Request: Would you write out the listing verbatim and skip every picture in it?

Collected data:
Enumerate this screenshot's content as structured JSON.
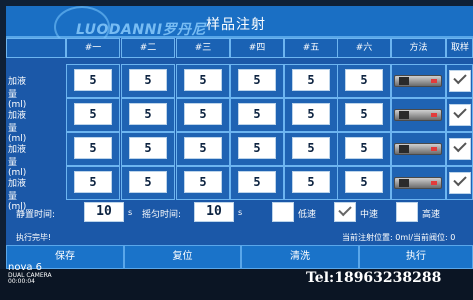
{
  "window": {
    "title": "样品注射",
    "logo": "LUODANNI罗丹尼"
  },
  "columns": [
    "#一",
    "#二",
    "#三",
    "#四",
    "#五",
    "#六"
  ],
  "method_header": "方法",
  "sample_header": "取样",
  "rows": [
    {
      "label": "加液量(ml)",
      "values": [
        "5",
        "5",
        "5",
        "5",
        "5",
        "5"
      ],
      "checked": true
    },
    {
      "label": "加液量(ml)",
      "values": [
        "5",
        "5",
        "5",
        "5",
        "5",
        "5"
      ],
      "checked": true
    },
    {
      "label": "加液量(ml)",
      "values": [
        "5",
        "5",
        "5",
        "5",
        "5",
        "5"
      ],
      "checked": true
    },
    {
      "label": "加液量(ml)",
      "values": [
        "5",
        "5",
        "5",
        "5",
        "5",
        "5"
      ],
      "checked": true
    }
  ],
  "settings": {
    "static_time_label": "静置时间:",
    "static_time_value": "10",
    "static_time_unit": "s",
    "shake_time_label": "摇匀时间:",
    "shake_time_value": "10",
    "shake_time_unit": "s",
    "speeds": [
      {
        "label": "低速",
        "checked": false
      },
      {
        "label": "中速",
        "checked": true
      },
      {
        "label": "高速",
        "checked": false
      }
    ]
  },
  "status": {
    "left": "执行完毕!",
    "right": "当前注射位置: 0ml/当前阀位: 0"
  },
  "buttons": [
    "保存",
    "复位",
    "清洗",
    "执行"
  ],
  "watermark": {
    "camera_brand": "nova 6",
    "camera_sub": "DUAL CAMERA",
    "camera_time": "00:00:04",
    "tel": "Tel:18963238288"
  },
  "colors": {
    "background": "#1b58a8",
    "cell_border": "#6db5f0",
    "button": "#1a73c9"
  }
}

Task solution:
Enumerate this screenshot's content as structured JSON.
{
  "window": {
    "title": "样品注射",
    "logo": "LUODANNI罗丹尼"
  },
  "columns": [
    "#一",
    "#二",
    "#三",
    "#四",
    "#五",
    "#六"
  ],
  "method_header": "方法",
  "sample_header": "取样",
  "rows": [
    {
      "label": "加液量(ml)",
      "values": [
        "5",
        "5",
        "5",
        "5",
        "5",
        "5"
      ],
      "checked": true
    },
    {
      "label": "加液量(ml)",
      "values": [
        "5",
        "5",
        "5",
        "5",
        "5",
        "5"
      ],
      "checked": true
    },
    {
      "label": "加液量(ml)",
      "values": [
        "5",
        "5",
        "5",
        "5",
        "5",
        "5"
      ],
      "checked": true
    },
    {
      "label": "加液量(ml)",
      "values": [
        "5",
        "5",
        "5",
        "5",
        "5",
        "5"
      ],
      "checked": true
    }
  ],
  "settings": {
    "static_time_label": "静置时间:",
    "static_time_value": "10",
    "static_time_unit": "s",
    "shake_time_label": "摇匀时间:",
    "shake_time_value": "10",
    "shake_time_unit": "s",
    "speeds": [
      {
        "label": "低速",
        "checked": false
      },
      {
        "label": "中速",
        "checked": true
      },
      {
        "label": "高速",
        "checked": false
      }
    ]
  },
  "status": {
    "left": "执行完毕!",
    "right": "当前注射位置: 0ml/当前阀位: 0"
  },
  "buttons": [
    "保存",
    "复位",
    "清洗",
    "执行"
  ],
  "watermark": {
    "camera_brand": "nova 6",
    "camera_sub": "DUAL CAMERA",
    "camera_time": "00:00:04",
    "tel": "Tel:18963238288"
  },
  "colors": {
    "background": "#1b58a8",
    "cell_border": "#6db5f0",
    "button": "#1a73c9"
  }
}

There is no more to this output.